##### Recorded data

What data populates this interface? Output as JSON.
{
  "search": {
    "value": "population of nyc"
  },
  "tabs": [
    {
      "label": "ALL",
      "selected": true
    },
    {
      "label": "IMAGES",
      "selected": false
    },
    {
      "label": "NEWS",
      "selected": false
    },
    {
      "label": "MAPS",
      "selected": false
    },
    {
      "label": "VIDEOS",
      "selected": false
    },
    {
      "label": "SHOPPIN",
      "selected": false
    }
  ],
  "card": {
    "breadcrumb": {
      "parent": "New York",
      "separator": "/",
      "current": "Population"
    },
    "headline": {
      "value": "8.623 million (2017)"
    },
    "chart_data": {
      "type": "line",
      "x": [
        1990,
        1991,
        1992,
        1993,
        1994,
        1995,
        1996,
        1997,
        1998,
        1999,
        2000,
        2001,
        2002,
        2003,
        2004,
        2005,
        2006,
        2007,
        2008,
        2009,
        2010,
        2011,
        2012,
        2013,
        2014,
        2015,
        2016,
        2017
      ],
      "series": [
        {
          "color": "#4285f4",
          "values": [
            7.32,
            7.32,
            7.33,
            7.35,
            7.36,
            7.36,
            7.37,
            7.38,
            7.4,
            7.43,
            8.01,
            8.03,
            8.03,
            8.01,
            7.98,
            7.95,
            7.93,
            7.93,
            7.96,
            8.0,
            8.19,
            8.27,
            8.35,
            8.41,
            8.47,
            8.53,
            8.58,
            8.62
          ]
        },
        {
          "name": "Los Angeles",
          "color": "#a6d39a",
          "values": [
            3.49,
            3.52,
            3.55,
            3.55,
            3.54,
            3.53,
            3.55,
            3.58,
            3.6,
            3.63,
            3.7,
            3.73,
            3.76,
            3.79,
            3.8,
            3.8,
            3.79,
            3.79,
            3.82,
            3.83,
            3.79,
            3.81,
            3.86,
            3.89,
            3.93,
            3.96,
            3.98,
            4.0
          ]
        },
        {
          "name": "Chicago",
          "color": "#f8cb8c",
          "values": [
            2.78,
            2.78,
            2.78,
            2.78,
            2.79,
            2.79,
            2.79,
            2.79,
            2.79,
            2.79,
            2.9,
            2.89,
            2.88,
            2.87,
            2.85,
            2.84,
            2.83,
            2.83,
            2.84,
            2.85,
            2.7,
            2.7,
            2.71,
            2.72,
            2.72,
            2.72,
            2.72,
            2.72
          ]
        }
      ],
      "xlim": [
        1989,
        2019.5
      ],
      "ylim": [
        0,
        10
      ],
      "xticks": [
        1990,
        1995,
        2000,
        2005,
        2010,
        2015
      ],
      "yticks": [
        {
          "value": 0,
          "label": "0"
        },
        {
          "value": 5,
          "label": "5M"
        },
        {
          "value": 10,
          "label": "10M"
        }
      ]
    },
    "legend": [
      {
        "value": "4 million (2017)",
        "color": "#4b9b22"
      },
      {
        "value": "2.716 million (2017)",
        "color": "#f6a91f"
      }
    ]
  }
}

##########

Set exercise: Working from the material above, retype it in its entirety without change.

Full output:
What data populates this interface? Output as JSON.
{
  "search": {
    "value": "population of nyc"
  },
  "tabs": [
    {
      "label": "ALL",
      "selected": true
    },
    {
      "label": "IMAGES",
      "selected": false
    },
    {
      "label": "NEWS",
      "selected": false
    },
    {
      "label": "MAPS",
      "selected": false
    },
    {
      "label": "VIDEOS",
      "selected": false
    },
    {
      "label": "SHOPPIN",
      "selected": false
    }
  ],
  "card": {
    "breadcrumb": {
      "parent": "New York",
      "separator": "/",
      "current": "Population"
    },
    "headline": {
      "value": "8.623 million (2017)"
    },
    "chart_data": {
      "type": "line",
      "x": [
        1990,
        1991,
        1992,
        1993,
        1994,
        1995,
        1996,
        1997,
        1998,
        1999,
        2000,
        2001,
        2002,
        2003,
        2004,
        2005,
        2006,
        2007,
        2008,
        2009,
        2010,
        2011,
        2012,
        2013,
        2014,
        2015,
        2016,
        2017
      ],
      "series": [
        {
          "color": "#4285f4",
          "values": [
            7.32,
            7.32,
            7.33,
            7.35,
            7.36,
            7.36,
            7.37,
            7.38,
            7.4,
            7.43,
            8.01,
            8.03,
            8.03,
            8.01,
            7.98,
            7.95,
            7.93,
            7.93,
            7.96,
            8.0,
            8.19,
            8.27,
            8.35,
            8.41,
            8.47,
            8.53,
            8.58,
            8.62
          ]
        },
        {
          "name": "Los Angeles",
          "color": "#a6d39a",
          "values": [
            3.49,
            3.52,
            3.55,
            3.55,
            3.54,
            3.53,
            3.55,
            3.58,
            3.6,
            3.63,
            3.7,
            3.73,
            3.76,
            3.79,
            3.8,
            3.8,
            3.79,
            3.79,
            3.82,
            3.83,
            3.79,
            3.81,
            3.86,
            3.89,
            3.93,
            3.96,
            3.98,
            4.0
          ]
        },
        {
          "name": "Chicago",
          "color": "#f8cb8c",
          "values": [
            2.78,
            2.78,
            2.78,
            2.78,
            2.79,
            2.79,
            2.79,
            2.79,
            2.79,
            2.79,
            2.9,
            2.89,
            2.88,
            2.87,
            2.85,
            2.84,
            2.83,
            2.83,
            2.84,
            2.85,
            2.7,
            2.7,
            2.71,
            2.72,
            2.72,
            2.72,
            2.72,
            2.72
          ]
        }
      ],
      "xlim": [
        1989,
        2019.5
      ],
      "ylim": [
        0,
        10
      ],
      "xticks": [
        1990,
        1995,
        2000,
        2005,
        2010,
        2015
      ],
      "yticks": [
        {
          "value": 0,
          "label": "0"
        },
        {
          "value": 5,
          "label": "5M"
        },
        {
          "value": 10,
          "label": "10M"
        }
      ]
    },
    "legend": [
      {
        "value": "4 million (2017)",
        "color": "#4b9b22"
      },
      {
        "value": "2.716 million (2017)",
        "color": "#f6a91f"
      }
    ]
  }
}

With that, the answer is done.